WHAT TO PRODUCE. Extract each line where the string "Images" shows up.

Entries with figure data
>>

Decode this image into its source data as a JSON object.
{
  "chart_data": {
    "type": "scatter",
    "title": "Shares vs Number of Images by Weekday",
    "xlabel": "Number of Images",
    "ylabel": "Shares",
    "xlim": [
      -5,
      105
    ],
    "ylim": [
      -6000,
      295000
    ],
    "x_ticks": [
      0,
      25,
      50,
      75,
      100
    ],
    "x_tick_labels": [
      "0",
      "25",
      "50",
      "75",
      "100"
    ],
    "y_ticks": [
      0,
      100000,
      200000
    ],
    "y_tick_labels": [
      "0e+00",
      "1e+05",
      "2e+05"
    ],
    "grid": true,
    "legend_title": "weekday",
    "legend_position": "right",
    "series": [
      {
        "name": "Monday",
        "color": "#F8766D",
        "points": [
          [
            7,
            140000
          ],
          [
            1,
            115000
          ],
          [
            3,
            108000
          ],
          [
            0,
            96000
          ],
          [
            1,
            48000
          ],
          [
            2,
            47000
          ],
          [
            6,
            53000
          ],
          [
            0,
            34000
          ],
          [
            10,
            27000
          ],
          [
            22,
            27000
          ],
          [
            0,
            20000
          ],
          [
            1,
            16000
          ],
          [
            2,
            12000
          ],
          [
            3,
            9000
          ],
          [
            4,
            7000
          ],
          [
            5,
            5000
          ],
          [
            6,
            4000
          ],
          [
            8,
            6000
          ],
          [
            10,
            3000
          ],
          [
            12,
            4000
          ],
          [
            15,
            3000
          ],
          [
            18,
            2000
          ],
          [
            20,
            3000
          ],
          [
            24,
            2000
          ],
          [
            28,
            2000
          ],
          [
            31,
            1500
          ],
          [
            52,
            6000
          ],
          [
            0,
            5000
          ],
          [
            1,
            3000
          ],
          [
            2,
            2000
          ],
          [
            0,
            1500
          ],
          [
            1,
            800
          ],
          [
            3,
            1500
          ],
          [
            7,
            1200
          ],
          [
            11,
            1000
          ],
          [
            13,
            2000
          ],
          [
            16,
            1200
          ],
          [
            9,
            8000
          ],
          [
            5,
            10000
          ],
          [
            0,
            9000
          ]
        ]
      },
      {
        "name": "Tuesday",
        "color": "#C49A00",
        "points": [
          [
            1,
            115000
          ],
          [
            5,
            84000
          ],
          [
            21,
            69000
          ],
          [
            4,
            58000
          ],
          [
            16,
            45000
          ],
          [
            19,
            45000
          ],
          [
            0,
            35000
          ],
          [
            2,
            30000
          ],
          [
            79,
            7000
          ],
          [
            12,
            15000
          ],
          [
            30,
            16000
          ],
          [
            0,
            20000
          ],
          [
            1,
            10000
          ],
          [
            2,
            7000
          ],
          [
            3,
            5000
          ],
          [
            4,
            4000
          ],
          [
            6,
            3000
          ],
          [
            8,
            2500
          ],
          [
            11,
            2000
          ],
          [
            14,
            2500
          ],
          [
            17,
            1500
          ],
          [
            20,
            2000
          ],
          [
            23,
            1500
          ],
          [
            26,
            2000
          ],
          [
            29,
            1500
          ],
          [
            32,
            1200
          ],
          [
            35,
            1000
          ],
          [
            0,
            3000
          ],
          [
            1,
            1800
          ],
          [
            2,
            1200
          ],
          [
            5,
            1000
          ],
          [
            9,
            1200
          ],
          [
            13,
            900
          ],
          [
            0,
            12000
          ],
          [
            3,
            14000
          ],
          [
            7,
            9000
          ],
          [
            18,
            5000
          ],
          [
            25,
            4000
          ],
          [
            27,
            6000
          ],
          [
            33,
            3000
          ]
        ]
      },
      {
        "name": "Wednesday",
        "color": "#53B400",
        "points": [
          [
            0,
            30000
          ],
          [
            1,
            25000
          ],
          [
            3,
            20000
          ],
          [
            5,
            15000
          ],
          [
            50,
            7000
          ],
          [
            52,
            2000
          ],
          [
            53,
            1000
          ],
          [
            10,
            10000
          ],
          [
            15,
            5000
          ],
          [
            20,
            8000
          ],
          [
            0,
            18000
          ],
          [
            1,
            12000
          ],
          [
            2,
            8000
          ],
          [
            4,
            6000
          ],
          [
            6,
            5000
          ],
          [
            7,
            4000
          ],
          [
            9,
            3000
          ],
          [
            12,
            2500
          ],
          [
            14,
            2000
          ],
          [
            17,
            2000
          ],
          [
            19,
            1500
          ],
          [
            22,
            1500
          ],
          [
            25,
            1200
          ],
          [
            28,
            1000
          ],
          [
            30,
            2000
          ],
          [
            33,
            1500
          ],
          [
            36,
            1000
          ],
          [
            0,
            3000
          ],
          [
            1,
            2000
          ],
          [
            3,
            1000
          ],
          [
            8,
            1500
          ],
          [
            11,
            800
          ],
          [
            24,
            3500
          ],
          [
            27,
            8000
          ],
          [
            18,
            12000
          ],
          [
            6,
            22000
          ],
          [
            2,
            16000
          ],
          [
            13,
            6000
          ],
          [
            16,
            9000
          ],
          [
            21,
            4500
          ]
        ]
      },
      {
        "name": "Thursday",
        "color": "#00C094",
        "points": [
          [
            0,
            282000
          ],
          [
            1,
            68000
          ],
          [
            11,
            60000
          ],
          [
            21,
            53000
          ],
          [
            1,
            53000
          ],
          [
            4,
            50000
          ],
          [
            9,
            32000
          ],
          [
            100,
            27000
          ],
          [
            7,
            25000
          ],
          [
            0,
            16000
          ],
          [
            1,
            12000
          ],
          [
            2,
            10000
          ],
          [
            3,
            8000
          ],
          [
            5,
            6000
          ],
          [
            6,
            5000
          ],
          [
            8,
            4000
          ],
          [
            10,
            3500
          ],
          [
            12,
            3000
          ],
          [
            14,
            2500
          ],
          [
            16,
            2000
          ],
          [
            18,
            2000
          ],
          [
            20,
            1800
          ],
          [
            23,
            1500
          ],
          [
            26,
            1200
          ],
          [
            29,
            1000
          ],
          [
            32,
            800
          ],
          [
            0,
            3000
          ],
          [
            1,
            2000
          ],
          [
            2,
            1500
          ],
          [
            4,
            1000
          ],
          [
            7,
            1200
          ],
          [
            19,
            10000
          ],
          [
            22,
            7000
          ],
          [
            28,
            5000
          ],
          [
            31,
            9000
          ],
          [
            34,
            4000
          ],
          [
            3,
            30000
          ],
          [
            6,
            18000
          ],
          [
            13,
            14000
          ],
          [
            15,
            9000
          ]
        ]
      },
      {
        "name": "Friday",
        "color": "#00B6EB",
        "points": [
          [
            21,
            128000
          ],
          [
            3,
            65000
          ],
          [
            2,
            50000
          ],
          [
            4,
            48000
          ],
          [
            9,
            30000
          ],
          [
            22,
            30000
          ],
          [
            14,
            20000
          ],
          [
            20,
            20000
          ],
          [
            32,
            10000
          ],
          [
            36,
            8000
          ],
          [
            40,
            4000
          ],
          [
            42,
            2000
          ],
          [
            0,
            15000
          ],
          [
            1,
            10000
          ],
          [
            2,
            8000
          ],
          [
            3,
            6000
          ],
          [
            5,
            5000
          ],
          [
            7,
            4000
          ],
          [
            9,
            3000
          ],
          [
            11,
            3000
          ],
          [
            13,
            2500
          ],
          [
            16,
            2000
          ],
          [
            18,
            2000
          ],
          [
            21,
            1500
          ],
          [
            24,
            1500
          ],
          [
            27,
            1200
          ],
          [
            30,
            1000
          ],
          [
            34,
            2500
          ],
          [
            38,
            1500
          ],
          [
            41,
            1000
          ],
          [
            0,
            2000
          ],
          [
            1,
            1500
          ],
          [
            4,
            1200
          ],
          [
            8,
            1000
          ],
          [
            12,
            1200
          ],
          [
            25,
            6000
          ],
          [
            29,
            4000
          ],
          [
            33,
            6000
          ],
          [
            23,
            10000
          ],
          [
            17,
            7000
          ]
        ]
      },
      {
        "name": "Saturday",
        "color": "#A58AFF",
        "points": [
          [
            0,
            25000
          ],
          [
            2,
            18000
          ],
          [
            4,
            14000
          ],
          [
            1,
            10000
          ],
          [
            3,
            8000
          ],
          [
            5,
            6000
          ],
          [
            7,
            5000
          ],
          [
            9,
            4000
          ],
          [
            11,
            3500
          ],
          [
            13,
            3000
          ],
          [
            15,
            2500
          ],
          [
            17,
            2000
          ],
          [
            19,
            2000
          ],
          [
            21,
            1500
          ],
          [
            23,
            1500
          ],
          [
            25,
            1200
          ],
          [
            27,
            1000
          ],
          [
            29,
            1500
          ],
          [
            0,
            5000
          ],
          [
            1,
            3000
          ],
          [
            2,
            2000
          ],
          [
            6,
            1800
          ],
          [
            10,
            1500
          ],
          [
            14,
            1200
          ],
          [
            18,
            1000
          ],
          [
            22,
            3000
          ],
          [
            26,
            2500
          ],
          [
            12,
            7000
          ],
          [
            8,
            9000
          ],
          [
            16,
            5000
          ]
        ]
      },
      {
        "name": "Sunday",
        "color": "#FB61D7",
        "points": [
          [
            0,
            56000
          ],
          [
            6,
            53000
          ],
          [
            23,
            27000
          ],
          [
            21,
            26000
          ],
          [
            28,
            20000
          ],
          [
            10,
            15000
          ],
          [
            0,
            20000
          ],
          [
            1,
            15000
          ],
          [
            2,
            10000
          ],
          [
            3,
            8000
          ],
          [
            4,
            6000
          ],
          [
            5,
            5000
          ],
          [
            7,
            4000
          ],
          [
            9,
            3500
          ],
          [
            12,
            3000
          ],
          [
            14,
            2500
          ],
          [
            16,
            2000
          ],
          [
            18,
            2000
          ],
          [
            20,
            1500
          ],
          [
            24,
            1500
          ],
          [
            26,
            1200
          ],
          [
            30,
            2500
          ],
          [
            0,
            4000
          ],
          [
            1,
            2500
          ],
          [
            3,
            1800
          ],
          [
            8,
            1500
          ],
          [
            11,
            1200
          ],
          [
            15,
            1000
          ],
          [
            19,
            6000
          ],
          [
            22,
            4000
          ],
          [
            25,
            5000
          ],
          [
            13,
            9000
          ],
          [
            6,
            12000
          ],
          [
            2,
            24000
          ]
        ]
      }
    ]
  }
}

<<

ANSWER TO THE EXERCISE.
    "title": "Shares vs Number of Images by Weekday",
    "xlabel": "Number of Images",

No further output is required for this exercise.